═══ INPUT DATA ═══
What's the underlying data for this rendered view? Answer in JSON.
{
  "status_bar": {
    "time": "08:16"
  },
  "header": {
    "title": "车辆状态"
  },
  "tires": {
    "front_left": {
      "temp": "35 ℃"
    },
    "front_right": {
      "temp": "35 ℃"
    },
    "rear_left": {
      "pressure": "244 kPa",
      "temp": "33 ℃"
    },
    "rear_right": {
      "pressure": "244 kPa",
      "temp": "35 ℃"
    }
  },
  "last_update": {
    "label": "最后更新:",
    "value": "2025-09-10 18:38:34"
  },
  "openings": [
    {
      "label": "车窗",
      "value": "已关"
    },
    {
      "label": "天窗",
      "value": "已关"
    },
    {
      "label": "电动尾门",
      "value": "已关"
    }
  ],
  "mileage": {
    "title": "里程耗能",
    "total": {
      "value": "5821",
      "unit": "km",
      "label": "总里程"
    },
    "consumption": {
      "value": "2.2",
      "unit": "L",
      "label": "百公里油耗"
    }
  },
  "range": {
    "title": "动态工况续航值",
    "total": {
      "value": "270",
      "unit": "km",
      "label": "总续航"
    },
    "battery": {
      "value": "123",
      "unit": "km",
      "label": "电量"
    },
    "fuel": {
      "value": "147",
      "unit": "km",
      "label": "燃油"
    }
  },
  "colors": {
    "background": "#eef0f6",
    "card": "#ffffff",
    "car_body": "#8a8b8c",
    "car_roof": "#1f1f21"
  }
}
═══
YOUR INSTRUCTIONS – Copy the records above exactly as they appear.

RESPONSE TO THE EXERCISE –
What's the underlying data for this rendered view? Answer in JSON.
{
  "status_bar": {
    "time": "08:16"
  },
  "header": {
    "title": "车辆状态"
  },
  "tires": {
    "front_left": {
      "temp": "35 ℃"
    },
    "front_right": {
      "temp": "35 ℃"
    },
    "rear_left": {
      "pressure": "244 kPa",
      "temp": "33 ℃"
    },
    "rear_right": {
      "pressure": "244 kPa",
      "temp": "35 ℃"
    }
  },
  "last_update": {
    "label": "最后更新:",
    "value": "2025-09-10 18:38:34"
  },
  "openings": [
    {
      "label": "车窗",
      "value": "已关"
    },
    {
      "label": "天窗",
      "value": "已关"
    },
    {
      "label": "电动尾门",
      "value": "已关"
    }
  ],
  "mileage": {
    "title": "里程耗能",
    "total": {
      "value": "5821",
      "unit": "km",
      "label": "总里程"
    },
    "consumption": {
      "value": "2.2",
      "unit": "L",
      "label": "百公里油耗"
    }
  },
  "range": {
    "title": "动态工况续航值",
    "total": {
      "value": "270",
      "unit": "km",
      "label": "总续航"
    },
    "battery": {
      "value": "123",
      "unit": "km",
      "label": "电量"
    },
    "fuel": {
      "value": "147",
      "unit": "km",
      "label": "燃油"
    }
  },
  "colors": {
    "background": "#eef0f6",
    "card": "#ffffff",
    "car_body": "#8a8b8c",
    "car_roof": "#1f1f21"
  }
}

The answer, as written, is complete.